**What is needed**
Below are entries to be transcribed exactly; exclude the pictures from the copy.

(Stored records)
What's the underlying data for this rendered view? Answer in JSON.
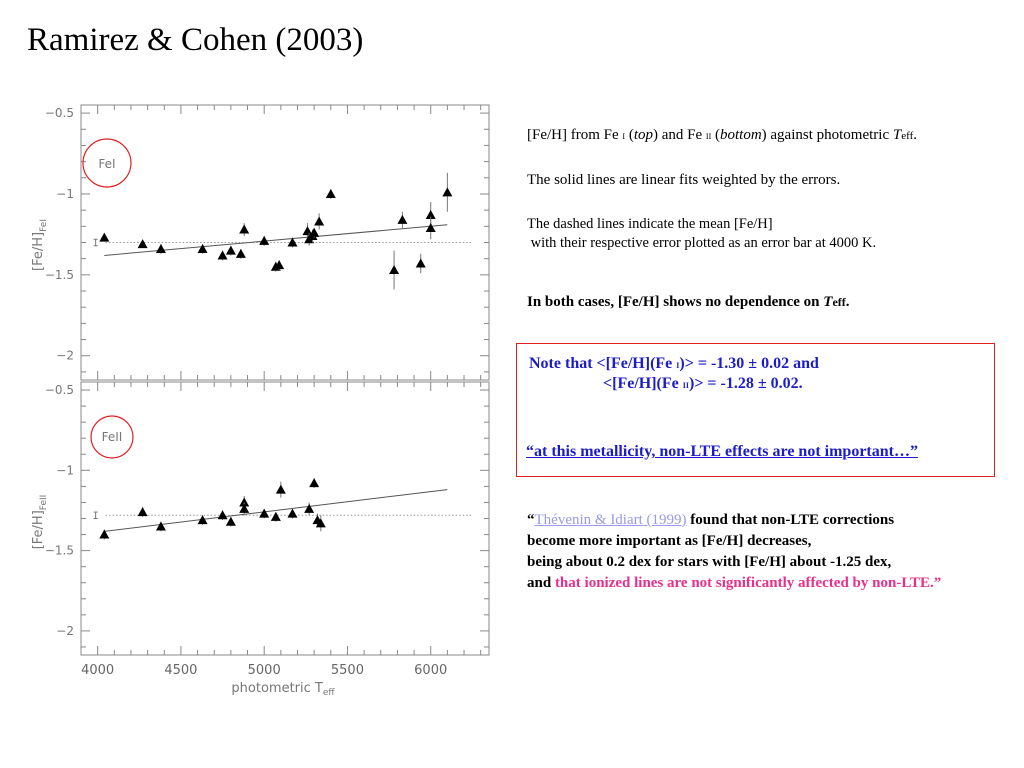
{
  "slide": {
    "title": "Ramirez & Cohen (2003)"
  },
  "notes": {
    "line1": {
      "a": "[Fe/H] from Fe ",
      "b": "i",
      "c": " (",
      "d": "top",
      "e": ") and Fe ",
      "f": "ii",
      "g": " (",
      "h": "bottom",
      "i": ") against photometric ",
      "j": "T",
      "k": "eff",
      "l": "."
    },
    "line2": "The solid lines are linear fits weighted by the errors.",
    "line3": "The dashed lines indicate the mean [Fe/H]",
    "line4": " with their respective error plotted as an error bar at 4000 K.",
    "line5": {
      "a": "In both cases, [Fe/H] shows no dependence on ",
      "b": "T",
      "c": "eff",
      "d": "."
    }
  },
  "callout": {
    "line1": {
      "a": "Note that <[Fe/H](Fe ",
      "b": "i",
      "c": ")> = -1.30 ± 0.02 and"
    },
    "line2": {
      "a": "<[Fe/H](Fe ",
      "b": "ii",
      "c": ")> = -1.28 ± 0.02."
    },
    "line3": "“at this metallicity, non-LTE effects are not important…”"
  },
  "quote": {
    "open": "“",
    "link": "Thévenin & Idiart (1999)",
    "line1_rest": " found that non-LTE corrections",
    "line2": "become more important as [Fe/H] decreases,",
    "line3": "being about 0.2 dex for stars with [Fe/H] about -1.25 dex,",
    "line4_a": "and ",
    "line4_b": "that ionized lines are not significantly affected by non-LTE.”"
  },
  "colors": {
    "callout_border": "#e02020",
    "callout_text": "#1c1cc8",
    "link": "#9a9ae8",
    "highlight": "#e8308a",
    "circle": "#e02020",
    "axis": "#888888",
    "marker": "#000000"
  },
  "chart_data": [
    {
      "type": "scatter",
      "panel_label": "FeI",
      "ylabel": "[Fe/H]FeI",
      "xlabel": "",
      "xlim": [
        3900,
        6350
      ],
      "ylim": [
        -2.15,
        -0.45
      ],
      "y_inverted": true,
      "yticks": [
        -0.5,
        -1,
        -1.5,
        -2
      ],
      "ytick_labels": [
        "−0.5",
        "−1",
        "−1.5",
        "−2"
      ],
      "points": [
        {
          "x": 4040,
          "y": -1.27,
          "err": 0.02
        },
        {
          "x": 4270,
          "y": -1.31,
          "err": 0.02
        },
        {
          "x": 4380,
          "y": -1.34,
          "err": 0.03
        },
        {
          "x": 4630,
          "y": -1.34,
          "err": 0.03
        },
        {
          "x": 4750,
          "y": -1.38,
          "err": 0.03
        },
        {
          "x": 4800,
          "y": -1.35,
          "err": 0.03
        },
        {
          "x": 4860,
          "y": -1.37,
          "err": 0.03
        },
        {
          "x": 4880,
          "y": -1.22,
          "err": 0.04
        },
        {
          "x": 5000,
          "y": -1.29,
          "err": 0.03
        },
        {
          "x": 5070,
          "y": -1.45,
          "err": 0.03
        },
        {
          "x": 5090,
          "y": -1.44,
          "err": 0.03
        },
        {
          "x": 5170,
          "y": -1.3,
          "err": 0.03
        },
        {
          "x": 5260,
          "y": -1.23,
          "err": 0.05
        },
        {
          "x": 5270,
          "y": -1.28,
          "err": 0.04
        },
        {
          "x": 5290,
          "y": -1.26,
          "err": 0.04
        },
        {
          "x": 5300,
          "y": -1.24,
          "err": 0.03
        },
        {
          "x": 5330,
          "y": -1.17,
          "err": 0.05
        },
        {
          "x": 5400,
          "y": -1.0,
          "err": 0.03
        },
        {
          "x": 5780,
          "y": -1.47,
          "err": 0.12
        },
        {
          "x": 5830,
          "y": -1.16,
          "err": 0.05
        },
        {
          "x": 5940,
          "y": -1.43,
          "err": 0.06
        },
        {
          "x": 6000,
          "y": -1.13,
          "err": 0.08
        },
        {
          "x": 6000,
          "y": -1.21,
          "err": 0.07
        },
        {
          "x": 6100,
          "y": -0.99,
          "err": 0.12
        }
      ],
      "fit_line": {
        "x": [
          4040,
          6100
        ],
        "y": [
          -1.38,
          -1.19
        ]
      },
      "mean": -1.3,
      "mean_err": 0.02,
      "mean_marker_x": 4000
    },
    {
      "type": "scatter",
      "panel_label": "FeII",
      "ylabel": "[Fe/H]FeII",
      "xlabel": "photometric Teff",
      "xlim": [
        3900,
        6350
      ],
      "ylim": [
        -2.15,
        -0.45
      ],
      "y_inverted": true,
      "yticks": [
        -0.5,
        -1,
        -1.5,
        -2
      ],
      "ytick_labels": [
        "−0.5",
        "−1",
        "−1.5",
        "−2"
      ],
      "xticks": [
        4000,
        4500,
        5000,
        5500,
        6000
      ],
      "xtick_labels": [
        "4000",
        "4500",
        "5000",
        "5500",
        "6000"
      ],
      "points": [
        {
          "x": 4040,
          "y": -1.4,
          "err": 0.03
        },
        {
          "x": 4270,
          "y": -1.26,
          "err": 0.03
        },
        {
          "x": 4380,
          "y": -1.35,
          "err": 0.03
        },
        {
          "x": 4630,
          "y": -1.31,
          "err": 0.03
        },
        {
          "x": 4750,
          "y": -1.28,
          "err": 0.03
        },
        {
          "x": 4800,
          "y": -1.32,
          "err": 0.03
        },
        {
          "x": 4880,
          "y": -1.2,
          "err": 0.04
        },
        {
          "x": 4880,
          "y": -1.24,
          "err": 0.04
        },
        {
          "x": 5000,
          "y": -1.27,
          "err": 0.03
        },
        {
          "x": 5070,
          "y": -1.29,
          "err": 0.03
        },
        {
          "x": 5100,
          "y": -1.12,
          "err": 0.05
        },
        {
          "x": 5170,
          "y": -1.27,
          "err": 0.03
        },
        {
          "x": 5270,
          "y": -1.24,
          "err": 0.04
        },
        {
          "x": 5300,
          "y": -1.08,
          "err": 0.03
        },
        {
          "x": 5320,
          "y": -1.31,
          "err": 0.04
        },
        {
          "x": 5340,
          "y": -1.33,
          "err": 0.05
        }
      ],
      "fit_line": {
        "x": [
          4040,
          6100
        ],
        "y": [
          -1.38,
          -1.12
        ]
      },
      "mean": -1.28,
      "mean_err": 0.02,
      "mean_marker_x": 4000
    }
  ]
}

**Exercise response**
What's the underlying data for this rendered view? Answer in JSON.
{
  "slide": {
    "title": "Ramirez & Cohen (2003)"
  },
  "notes": {
    "line1": {
      "a": "[Fe/H] from Fe ",
      "b": "i",
      "c": " (",
      "d": "top",
      "e": ") and Fe ",
      "f": "ii",
      "g": " (",
      "h": "bottom",
      "i": ") against photometric ",
      "j": "T",
      "k": "eff",
      "l": "."
    },
    "line2": "The solid lines are linear fits weighted by the errors.",
    "line3": "The dashed lines indicate the mean [Fe/H]",
    "line4": " with their respective error plotted as an error bar at 4000 K.",
    "line5": {
      "a": "In both cases, [Fe/H] shows no dependence on ",
      "b": "T",
      "c": "eff",
      "d": "."
    }
  },
  "callout": {
    "line1": {
      "a": "Note that <[Fe/H](Fe ",
      "b": "i",
      "c": ")> = -1.30 ± 0.02 and"
    },
    "line2": {
      "a": "<[Fe/H](Fe ",
      "b": "ii",
      "c": ")> = -1.28 ± 0.02."
    },
    "line3": "“at this metallicity, non-LTE effects are not important…”"
  },
  "quote": {
    "open": "“",
    "link": "Thévenin & Idiart (1999)",
    "line1_rest": " found that non-LTE corrections",
    "line2": "become more important as [Fe/H] decreases,",
    "line3": "being about 0.2 dex for stars with [Fe/H] about -1.25 dex,",
    "line4_a": "and ",
    "line4_b": "that ionized lines are not significantly affected by non-LTE.”"
  },
  "colors": {
    "callout_border": "#e02020",
    "callout_text": "#1c1cc8",
    "link": "#9a9ae8",
    "highlight": "#e8308a",
    "circle": "#e02020",
    "axis": "#888888",
    "marker": "#000000"
  },
  "chart_data": [
    {
      "type": "scatter",
      "panel_label": "FeI",
      "ylabel": "[Fe/H]FeI",
      "xlabel": "",
      "xlim": [
        3900,
        6350
      ],
      "ylim": [
        -2.15,
        -0.45
      ],
      "y_inverted": true,
      "yticks": [
        -0.5,
        -1,
        -1.5,
        -2
      ],
      "ytick_labels": [
        "−0.5",
        "−1",
        "−1.5",
        "−2"
      ],
      "points": [
        {
          "x": 4040,
          "y": -1.27,
          "err": 0.02
        },
        {
          "x": 4270,
          "y": -1.31,
          "err": 0.02
        },
        {
          "x": 4380,
          "y": -1.34,
          "err": 0.03
        },
        {
          "x": 4630,
          "y": -1.34,
          "err": 0.03
        },
        {
          "x": 4750,
          "y": -1.38,
          "err": 0.03
        },
        {
          "x": 4800,
          "y": -1.35,
          "err": 0.03
        },
        {
          "x": 4860,
          "y": -1.37,
          "err": 0.03
        },
        {
          "x": 4880,
          "y": -1.22,
          "err": 0.04
        },
        {
          "x": 5000,
          "y": -1.29,
          "err": 0.03
        },
        {
          "x": 5070,
          "y": -1.45,
          "err": 0.03
        },
        {
          "x": 5090,
          "y": -1.44,
          "err": 0.03
        },
        {
          "x": 5170,
          "y": -1.3,
          "err": 0.03
        },
        {
          "x": 5260,
          "y": -1.23,
          "err": 0.05
        },
        {
          "x": 5270,
          "y": -1.28,
          "err": 0.04
        },
        {
          "x": 5290,
          "y": -1.26,
          "err": 0.04
        },
        {
          "x": 5300,
          "y": -1.24,
          "err": 0.03
        },
        {
          "x": 5330,
          "y": -1.17,
          "err": 0.05
        },
        {
          "x": 5400,
          "y": -1.0,
          "err": 0.03
        },
        {
          "x": 5780,
          "y": -1.47,
          "err": 0.12
        },
        {
          "x": 5830,
          "y": -1.16,
          "err": 0.05
        },
        {
          "x": 5940,
          "y": -1.43,
          "err": 0.06
        },
        {
          "x": 6000,
          "y": -1.13,
          "err": 0.08
        },
        {
          "x": 6000,
          "y": -1.21,
          "err": 0.07
        },
        {
          "x": 6100,
          "y": -0.99,
          "err": 0.12
        }
      ],
      "fit_line": {
        "x": [
          4040,
          6100
        ],
        "y": [
          -1.38,
          -1.19
        ]
      },
      "mean": -1.3,
      "mean_err": 0.02,
      "mean_marker_x": 4000
    },
    {
      "type": "scatter",
      "panel_label": "FeII",
      "ylabel": "[Fe/H]FeII",
      "xlabel": "photometric Teff",
      "xlim": [
        3900,
        6350
      ],
      "ylim": [
        -2.15,
        -0.45
      ],
      "y_inverted": true,
      "yticks": [
        -0.5,
        -1,
        -1.5,
        -2
      ],
      "ytick_labels": [
        "−0.5",
        "−1",
        "−1.5",
        "−2"
      ],
      "xticks": [
        4000,
        4500,
        5000,
        5500,
        6000
      ],
      "xtick_labels": [
        "4000",
        "4500",
        "5000",
        "5500",
        "6000"
      ],
      "points": [
        {
          "x": 4040,
          "y": -1.4,
          "err": 0.03
        },
        {
          "x": 4270,
          "y": -1.26,
          "err": 0.03
        },
        {
          "x": 4380,
          "y": -1.35,
          "err": 0.03
        },
        {
          "x": 4630,
          "y": -1.31,
          "err": 0.03
        },
        {
          "x": 4750,
          "y": -1.28,
          "err": 0.03
        },
        {
          "x": 4800,
          "y": -1.32,
          "err": 0.03
        },
        {
          "x": 4880,
          "y": -1.2,
          "err": 0.04
        },
        {
          "x": 4880,
          "y": -1.24,
          "err": 0.04
        },
        {
          "x": 5000,
          "y": -1.27,
          "err": 0.03
        },
        {
          "x": 5070,
          "y": -1.29,
          "err": 0.03
        },
        {
          "x": 5100,
          "y": -1.12,
          "err": 0.05
        },
        {
          "x": 5170,
          "y": -1.27,
          "err": 0.03
        },
        {
          "x": 5270,
          "y": -1.24,
          "err": 0.04
        },
        {
          "x": 5300,
          "y": -1.08,
          "err": 0.03
        },
        {
          "x": 5320,
          "y": -1.31,
          "err": 0.04
        },
        {
          "x": 5340,
          "y": -1.33,
          "err": 0.05
        }
      ],
      "fit_line": {
        "x": [
          4040,
          6100
        ],
        "y": [
          -1.38,
          -1.12
        ]
      },
      "mean": -1.28,
      "mean_err": 0.02,
      "mean_marker_x": 4000
    }
  ]
}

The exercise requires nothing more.